Instructions to follow. Extract all lines in the data that contain the word "отдельно".

Stored records.
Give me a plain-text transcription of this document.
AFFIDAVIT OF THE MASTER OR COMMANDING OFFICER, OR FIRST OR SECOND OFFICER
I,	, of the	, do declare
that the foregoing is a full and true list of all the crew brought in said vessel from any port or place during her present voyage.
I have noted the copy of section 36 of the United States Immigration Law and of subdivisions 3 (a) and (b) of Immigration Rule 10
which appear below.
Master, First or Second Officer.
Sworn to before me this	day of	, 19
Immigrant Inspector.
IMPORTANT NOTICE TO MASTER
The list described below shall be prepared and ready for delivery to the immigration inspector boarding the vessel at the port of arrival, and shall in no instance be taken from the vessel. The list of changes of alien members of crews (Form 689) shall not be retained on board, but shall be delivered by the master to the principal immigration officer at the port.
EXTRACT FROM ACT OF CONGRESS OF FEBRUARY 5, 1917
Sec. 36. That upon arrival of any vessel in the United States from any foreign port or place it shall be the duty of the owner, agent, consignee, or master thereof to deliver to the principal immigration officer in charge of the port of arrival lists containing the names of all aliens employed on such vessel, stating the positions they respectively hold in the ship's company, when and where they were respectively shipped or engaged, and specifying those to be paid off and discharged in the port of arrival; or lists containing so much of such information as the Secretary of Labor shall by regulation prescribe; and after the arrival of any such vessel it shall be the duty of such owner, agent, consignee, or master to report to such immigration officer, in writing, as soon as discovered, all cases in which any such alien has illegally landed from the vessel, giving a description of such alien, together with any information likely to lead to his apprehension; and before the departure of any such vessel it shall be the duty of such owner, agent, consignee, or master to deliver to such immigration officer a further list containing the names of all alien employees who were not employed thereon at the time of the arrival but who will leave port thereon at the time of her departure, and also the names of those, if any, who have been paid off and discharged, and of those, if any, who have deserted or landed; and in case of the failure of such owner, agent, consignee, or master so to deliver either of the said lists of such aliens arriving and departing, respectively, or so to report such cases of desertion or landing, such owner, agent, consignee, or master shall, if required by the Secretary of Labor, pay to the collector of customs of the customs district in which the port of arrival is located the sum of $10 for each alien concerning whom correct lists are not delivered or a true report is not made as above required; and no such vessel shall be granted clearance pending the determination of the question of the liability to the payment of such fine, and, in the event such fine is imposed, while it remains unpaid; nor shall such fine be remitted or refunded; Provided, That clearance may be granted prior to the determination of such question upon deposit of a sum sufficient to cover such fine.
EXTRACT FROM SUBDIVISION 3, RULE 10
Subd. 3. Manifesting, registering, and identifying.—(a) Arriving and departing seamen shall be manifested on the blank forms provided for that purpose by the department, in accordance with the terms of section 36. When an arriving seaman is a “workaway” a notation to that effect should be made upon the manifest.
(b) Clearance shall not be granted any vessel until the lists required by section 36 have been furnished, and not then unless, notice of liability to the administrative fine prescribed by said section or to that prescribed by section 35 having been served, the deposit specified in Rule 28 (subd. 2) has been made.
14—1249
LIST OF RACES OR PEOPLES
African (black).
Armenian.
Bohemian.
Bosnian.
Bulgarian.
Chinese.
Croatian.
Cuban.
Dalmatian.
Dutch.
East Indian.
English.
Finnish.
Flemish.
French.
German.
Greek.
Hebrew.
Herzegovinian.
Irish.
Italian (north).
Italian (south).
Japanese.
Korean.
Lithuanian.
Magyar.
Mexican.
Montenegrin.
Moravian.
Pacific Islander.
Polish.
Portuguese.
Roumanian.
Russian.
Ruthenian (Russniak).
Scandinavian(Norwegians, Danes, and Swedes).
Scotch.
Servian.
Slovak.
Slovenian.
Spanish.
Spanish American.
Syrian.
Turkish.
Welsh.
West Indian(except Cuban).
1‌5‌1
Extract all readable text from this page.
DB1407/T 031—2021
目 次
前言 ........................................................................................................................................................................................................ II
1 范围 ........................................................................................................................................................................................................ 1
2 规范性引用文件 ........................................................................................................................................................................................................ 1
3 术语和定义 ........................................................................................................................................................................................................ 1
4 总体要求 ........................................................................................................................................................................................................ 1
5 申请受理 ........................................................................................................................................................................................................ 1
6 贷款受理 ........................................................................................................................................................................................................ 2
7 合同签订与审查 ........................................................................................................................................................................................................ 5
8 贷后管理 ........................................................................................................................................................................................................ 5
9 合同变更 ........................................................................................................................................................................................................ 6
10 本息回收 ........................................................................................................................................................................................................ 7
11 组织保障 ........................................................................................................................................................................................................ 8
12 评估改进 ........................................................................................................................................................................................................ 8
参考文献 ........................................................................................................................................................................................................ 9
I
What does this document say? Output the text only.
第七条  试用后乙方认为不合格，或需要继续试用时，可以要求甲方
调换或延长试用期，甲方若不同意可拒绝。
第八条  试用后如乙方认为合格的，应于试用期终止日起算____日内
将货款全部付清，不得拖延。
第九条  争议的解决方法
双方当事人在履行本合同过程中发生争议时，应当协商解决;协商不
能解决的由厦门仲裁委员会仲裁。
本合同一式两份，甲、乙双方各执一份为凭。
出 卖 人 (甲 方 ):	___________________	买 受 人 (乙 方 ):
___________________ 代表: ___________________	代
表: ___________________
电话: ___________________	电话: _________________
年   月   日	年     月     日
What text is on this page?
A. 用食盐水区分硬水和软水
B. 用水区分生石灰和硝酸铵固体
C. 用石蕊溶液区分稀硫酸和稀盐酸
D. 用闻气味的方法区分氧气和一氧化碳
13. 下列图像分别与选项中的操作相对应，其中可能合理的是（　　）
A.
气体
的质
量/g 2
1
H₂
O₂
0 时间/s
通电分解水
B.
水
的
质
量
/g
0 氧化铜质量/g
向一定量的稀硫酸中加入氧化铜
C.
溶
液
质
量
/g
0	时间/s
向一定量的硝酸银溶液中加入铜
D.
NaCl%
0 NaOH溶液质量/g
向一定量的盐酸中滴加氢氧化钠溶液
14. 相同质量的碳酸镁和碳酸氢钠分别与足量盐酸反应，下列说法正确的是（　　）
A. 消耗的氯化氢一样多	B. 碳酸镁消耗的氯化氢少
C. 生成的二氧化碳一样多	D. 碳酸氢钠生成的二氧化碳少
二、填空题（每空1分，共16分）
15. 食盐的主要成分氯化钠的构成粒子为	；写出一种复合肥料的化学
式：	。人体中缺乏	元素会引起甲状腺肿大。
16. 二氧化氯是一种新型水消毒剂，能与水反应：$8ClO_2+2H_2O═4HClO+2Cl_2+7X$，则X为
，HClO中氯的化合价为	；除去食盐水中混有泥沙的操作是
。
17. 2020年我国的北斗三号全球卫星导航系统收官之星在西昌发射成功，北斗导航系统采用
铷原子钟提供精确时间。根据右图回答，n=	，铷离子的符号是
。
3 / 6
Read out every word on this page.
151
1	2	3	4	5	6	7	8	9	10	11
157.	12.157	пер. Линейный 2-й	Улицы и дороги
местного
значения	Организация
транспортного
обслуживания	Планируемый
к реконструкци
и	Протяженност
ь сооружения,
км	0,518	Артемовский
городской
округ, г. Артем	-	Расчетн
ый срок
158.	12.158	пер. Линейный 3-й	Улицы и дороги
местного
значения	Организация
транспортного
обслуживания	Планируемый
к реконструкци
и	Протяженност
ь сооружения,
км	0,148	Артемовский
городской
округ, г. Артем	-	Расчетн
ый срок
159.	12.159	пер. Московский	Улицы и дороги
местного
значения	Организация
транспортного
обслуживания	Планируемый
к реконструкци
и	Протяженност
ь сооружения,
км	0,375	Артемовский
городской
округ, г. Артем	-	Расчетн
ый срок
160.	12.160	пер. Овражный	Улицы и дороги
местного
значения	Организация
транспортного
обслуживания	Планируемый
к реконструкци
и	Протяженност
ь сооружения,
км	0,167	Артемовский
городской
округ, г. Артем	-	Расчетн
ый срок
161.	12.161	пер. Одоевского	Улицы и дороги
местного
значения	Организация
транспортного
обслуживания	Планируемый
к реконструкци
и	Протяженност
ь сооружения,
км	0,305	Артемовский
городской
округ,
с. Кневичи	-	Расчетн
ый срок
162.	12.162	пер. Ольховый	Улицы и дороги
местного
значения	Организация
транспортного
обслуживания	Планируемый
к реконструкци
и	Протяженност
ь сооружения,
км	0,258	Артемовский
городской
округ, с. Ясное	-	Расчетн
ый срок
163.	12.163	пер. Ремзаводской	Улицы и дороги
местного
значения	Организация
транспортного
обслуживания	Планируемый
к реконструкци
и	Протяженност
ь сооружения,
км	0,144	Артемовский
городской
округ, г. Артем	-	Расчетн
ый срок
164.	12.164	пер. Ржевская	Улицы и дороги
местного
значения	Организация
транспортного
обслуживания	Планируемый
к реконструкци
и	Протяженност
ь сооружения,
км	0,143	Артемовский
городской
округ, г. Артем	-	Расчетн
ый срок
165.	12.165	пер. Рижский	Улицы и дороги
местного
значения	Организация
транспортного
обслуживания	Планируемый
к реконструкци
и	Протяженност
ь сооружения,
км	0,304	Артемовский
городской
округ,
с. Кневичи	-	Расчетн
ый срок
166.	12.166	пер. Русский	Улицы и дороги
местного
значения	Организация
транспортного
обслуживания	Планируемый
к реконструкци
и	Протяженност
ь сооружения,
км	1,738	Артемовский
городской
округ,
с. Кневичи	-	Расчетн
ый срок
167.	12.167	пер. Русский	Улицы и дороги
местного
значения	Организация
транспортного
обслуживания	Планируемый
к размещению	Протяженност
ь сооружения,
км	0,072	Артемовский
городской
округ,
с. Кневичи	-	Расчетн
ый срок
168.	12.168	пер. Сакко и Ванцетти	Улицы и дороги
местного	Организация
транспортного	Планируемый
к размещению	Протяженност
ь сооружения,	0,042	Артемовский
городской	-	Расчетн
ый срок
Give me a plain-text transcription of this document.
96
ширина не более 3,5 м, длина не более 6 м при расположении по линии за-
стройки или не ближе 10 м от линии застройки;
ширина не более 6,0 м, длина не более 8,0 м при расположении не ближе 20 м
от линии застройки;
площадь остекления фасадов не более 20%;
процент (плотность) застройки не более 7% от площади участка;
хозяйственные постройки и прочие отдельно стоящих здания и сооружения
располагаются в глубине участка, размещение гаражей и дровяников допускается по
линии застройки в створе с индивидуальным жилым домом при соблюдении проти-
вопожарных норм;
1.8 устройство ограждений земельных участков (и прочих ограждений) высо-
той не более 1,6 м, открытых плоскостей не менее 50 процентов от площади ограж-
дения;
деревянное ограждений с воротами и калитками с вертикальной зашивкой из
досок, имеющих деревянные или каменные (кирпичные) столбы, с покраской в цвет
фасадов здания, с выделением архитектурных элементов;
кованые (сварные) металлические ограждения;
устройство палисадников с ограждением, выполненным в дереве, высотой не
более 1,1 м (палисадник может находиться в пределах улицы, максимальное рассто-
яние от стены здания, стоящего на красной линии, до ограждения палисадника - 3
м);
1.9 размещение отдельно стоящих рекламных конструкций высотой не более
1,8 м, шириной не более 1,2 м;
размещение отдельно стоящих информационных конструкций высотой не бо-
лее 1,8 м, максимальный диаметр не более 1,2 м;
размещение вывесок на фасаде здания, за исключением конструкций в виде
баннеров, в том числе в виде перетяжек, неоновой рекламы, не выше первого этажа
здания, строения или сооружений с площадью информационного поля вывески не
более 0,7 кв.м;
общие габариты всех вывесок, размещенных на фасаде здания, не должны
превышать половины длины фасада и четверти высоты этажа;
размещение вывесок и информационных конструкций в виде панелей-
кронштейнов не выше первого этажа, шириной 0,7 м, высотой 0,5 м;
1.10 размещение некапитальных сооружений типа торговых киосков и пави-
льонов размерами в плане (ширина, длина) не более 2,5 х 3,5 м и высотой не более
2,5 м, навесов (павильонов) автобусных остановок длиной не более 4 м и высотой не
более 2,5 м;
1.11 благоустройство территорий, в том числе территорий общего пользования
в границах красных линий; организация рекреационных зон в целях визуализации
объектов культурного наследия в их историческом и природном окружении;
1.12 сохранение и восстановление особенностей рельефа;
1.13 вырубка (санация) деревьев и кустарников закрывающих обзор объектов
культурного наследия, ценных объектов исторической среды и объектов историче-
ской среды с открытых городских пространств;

Written answer.
хозяйственные постройки и прочие отдельно стоящих здания и сооружения
1.9 размещение отдельно стоящих рекламных конструкций высотой не более
размещение отдельно стоящих информационных конструкций высотой не бо-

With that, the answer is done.